#### Your instructions:
Repeat all of the material below exactly as written, images excluded.

#### Data for this exercise:
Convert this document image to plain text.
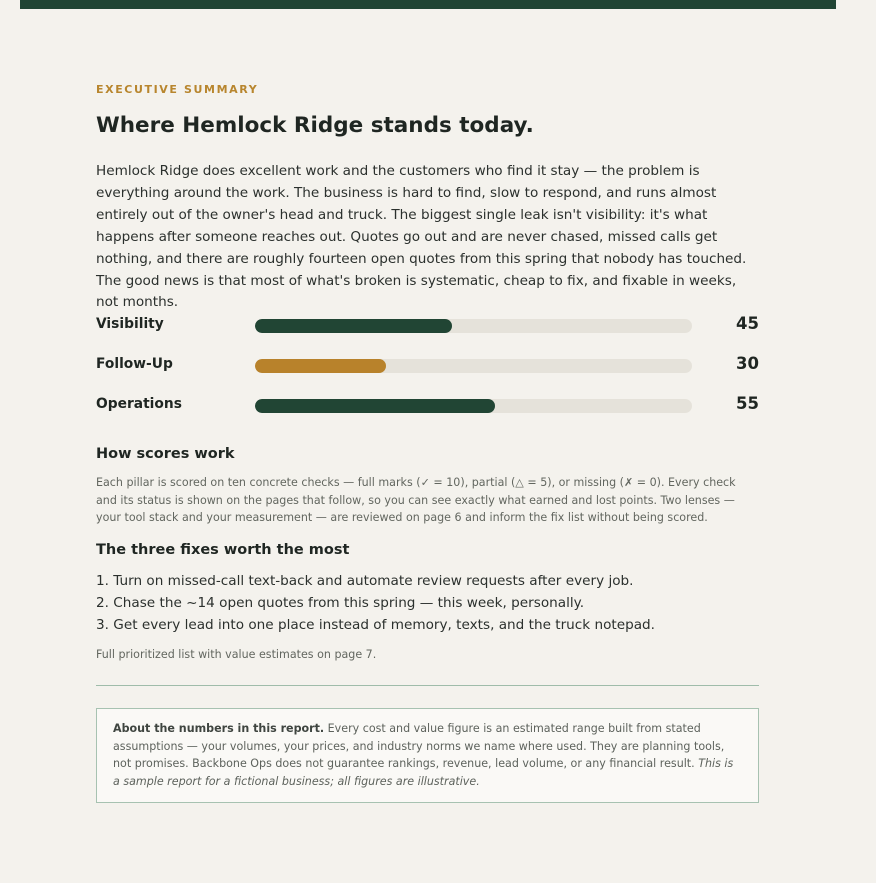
EXECUTIVE SUMMARY
Where Hemlock Ridge stands today.

Hemlock Ridge does excellent work and the customers who find it stay — the problem is everything around the work. The business is hard to find, slow to respond, and runs almost entirely out of the owner's head and truck. The biggest single leak isn't visibility: it's what happens after someone reaches out. Quotes go out and are never chased, missed calls get nothing, and there are roughly fourteen open quotes from this spring that nobody has touched. The good news is that most of what's broken is systematic, cheap to fix, and fixable in weeks, not months.

Visibility	45
Follow-Up	30
Operations	55
How scores work

Each pillar is scored on ten concrete checks — full marks (✓ = 10), partial (△ = 5), or missing (✗ = 0). Every check and its status is shown on the pages that follow, so you can see exactly what earned and lost points. Two lenses — your tool stack and your measurement — are reviewed on page 6 and inform the fix list without being scored.

The three fixes worth the most
1. Turn on missed-call text-back and automate review requests after every job.
2. Chase the ~14 open quotes from this spring — this week, personally.
3. Get every lead into one place instead of memory, texts, and the truck notepad.

Full prioritized list with value estimates on page 7.

About the numbers in this report. Every cost and value figure is an estimated range built from stated assumptions — your volumes, your prices, and industry norms we name where used. They are planning tools, not promises. Backbone Ops does not guarantee rankings, revenue, lead volume, or any financial result. This is a sample report for a fictional business; all figures are illustrative.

#### Exercise result:
Convert this document image to plain text.
EXECUTIVE SUMMARY
Where Hemlock Ridge stands today.

Hemlock Ridge does excellent work and the customers who find it stay — the problem is everything around the work. The business is hard to find, slow to respond, and runs almost entirely out of the owner's head and truck. The biggest single leak isn't visibility: it's what happens after someone reaches out. Quotes go out and are never chased, missed calls get nothing, and there are roughly fourteen open quotes from this spring that nobody has touched. The good news is that most of what's broken is systematic, cheap to fix, and fixable in weeks, not months.

Visibility	45
Follow-Up	30
Operations	55
How scores work

Each pillar is scored on ten concrete checks — full marks (✓ = 10), partial (△ = 5), or missing (✗ = 0). Every check and its status is shown on the pages that follow, so you can see exactly what earned and lost points. Two lenses — your tool stack and your measurement — are reviewed on page 6 and inform the fix list without being scored.

The three fixes worth the most
1. Turn on missed-call text-back and automate review requests after every job.
2. Chase the ~14 open quotes from this spring — this week, personally.
3. Get every lead into one place instead of memory, texts, and the truck notepad.

Full prioritized list with value estimates on page 7.

About the numbers in this report. Every cost and value figure is an estimated range built from stated assumptions — your volumes, your prices, and industry norms we name where used. They are planning tools, not promises. Backbone Ops does not guarantee rankings, revenue, lead volume, or any financial result. This is a sample report for a fictional business; all figures are illustrative.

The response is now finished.